[Dataset records on visual material]
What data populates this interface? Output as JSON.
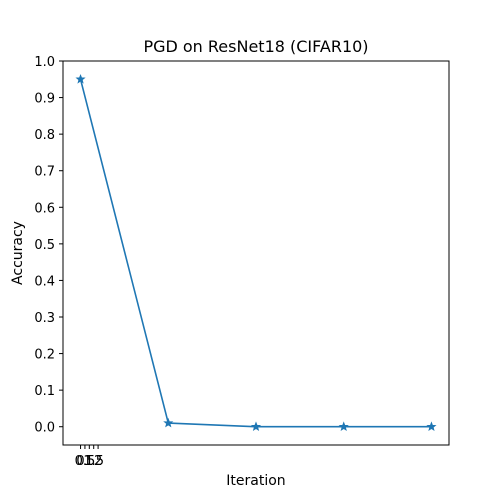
{
  "chart_data": {
    "type": "line",
    "title": "PGD on ResNet18 (CIFAR10)",
    "xlabel": "Iteration",
    "ylabel": "Accuracy",
    "x": [
      0,
      10,
      20,
      30,
      40
    ],
    "xlim": [
      -2,
      42
    ],
    "ylim": [
      -0.05,
      1.0
    ],
    "xtick_values": [
      0,
      0.5,
      1,
      1.5,
      2
    ],
    "xtick_labels": [
      "0",
      "0.5",
      "1",
      "1.5",
      "2"
    ],
    "ytick_values": [
      0.0,
      0.1,
      0.2,
      0.3,
      0.4,
      0.5,
      0.6,
      0.7,
      0.8,
      0.9,
      1.0
    ],
    "ytick_labels": [
      "0.0",
      "0.1",
      "0.2",
      "0.3",
      "0.4",
      "0.5",
      "0.6",
      "0.7",
      "0.8",
      "0.9",
      "1.0"
    ],
    "grid": false,
    "series": [
      {
        "values": [
          0.95,
          0.01,
          0.0,
          0.0,
          0.0
        ],
        "color": "#1f77b4",
        "marker": "star"
      }
    ]
  }
}
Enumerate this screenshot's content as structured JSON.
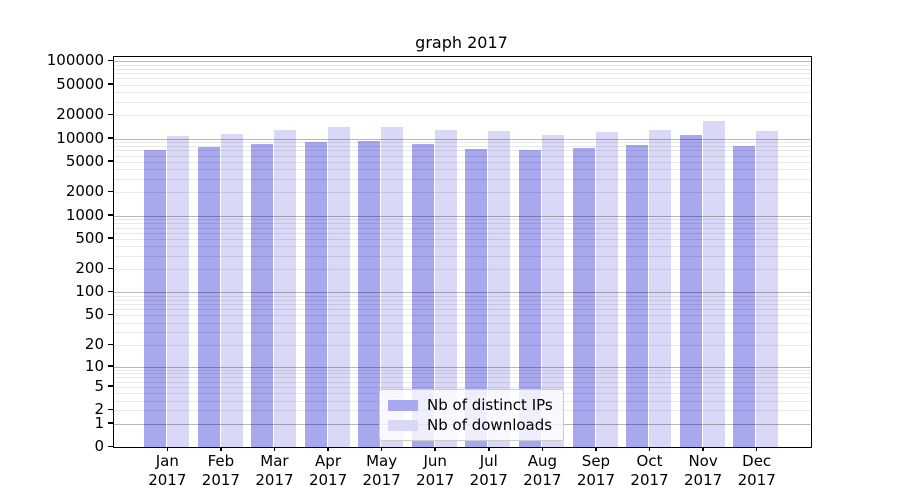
{
  "chart_data": {
    "type": "bar",
    "title": "graph 2017",
    "yscale": "log1p",
    "ylim": [
      0,
      114000
    ],
    "grid": true,
    "legend_position": "bottom-center-inside",
    "categories": [
      "Jan 2017",
      "Feb 2017",
      "Mar 2017",
      "Apr 2017",
      "May 2017",
      "Jun 2017",
      "Jul 2017",
      "Aug 2017",
      "Sep 2017",
      "Oct 2017",
      "Nov 2017",
      "Dec 2017"
    ],
    "series": [
      {
        "name": "Nb of distinct IPs",
        "color": "#a8a8ee",
        "values": [
          7000,
          7650,
          8500,
          8900,
          9200,
          8400,
          7350,
          7000,
          7500,
          8200,
          11050,
          8000
        ]
      },
      {
        "name": "Nb of downloads",
        "color": "#d9d9f7",
        "values": [
          10650,
          11450,
          13050,
          13900,
          14200,
          12750,
          12350,
          11150,
          12100,
          12850,
          17100,
          12350
        ]
      }
    ],
    "y_ticks": [
      0,
      1,
      2,
      5,
      10,
      20,
      50,
      100,
      200,
      500,
      1000,
      2000,
      5000,
      10000,
      20000,
      50000,
      100000
    ],
    "gridline_major_values": [
      1,
      10,
      100,
      1000,
      10000,
      100000
    ],
    "axis_color": "#000000",
    "grid_major_color": "#b8b8b8",
    "grid_minor_color": "#e8e8e8"
  }
}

_WORK TO COMPLETE_: Scan the listing above for the word "this" and copy every line that holds it.

_FULL RESPONSE_:
What data populates this interface? Output as JSON.
Enumerate this screenshot's content as structured JSON.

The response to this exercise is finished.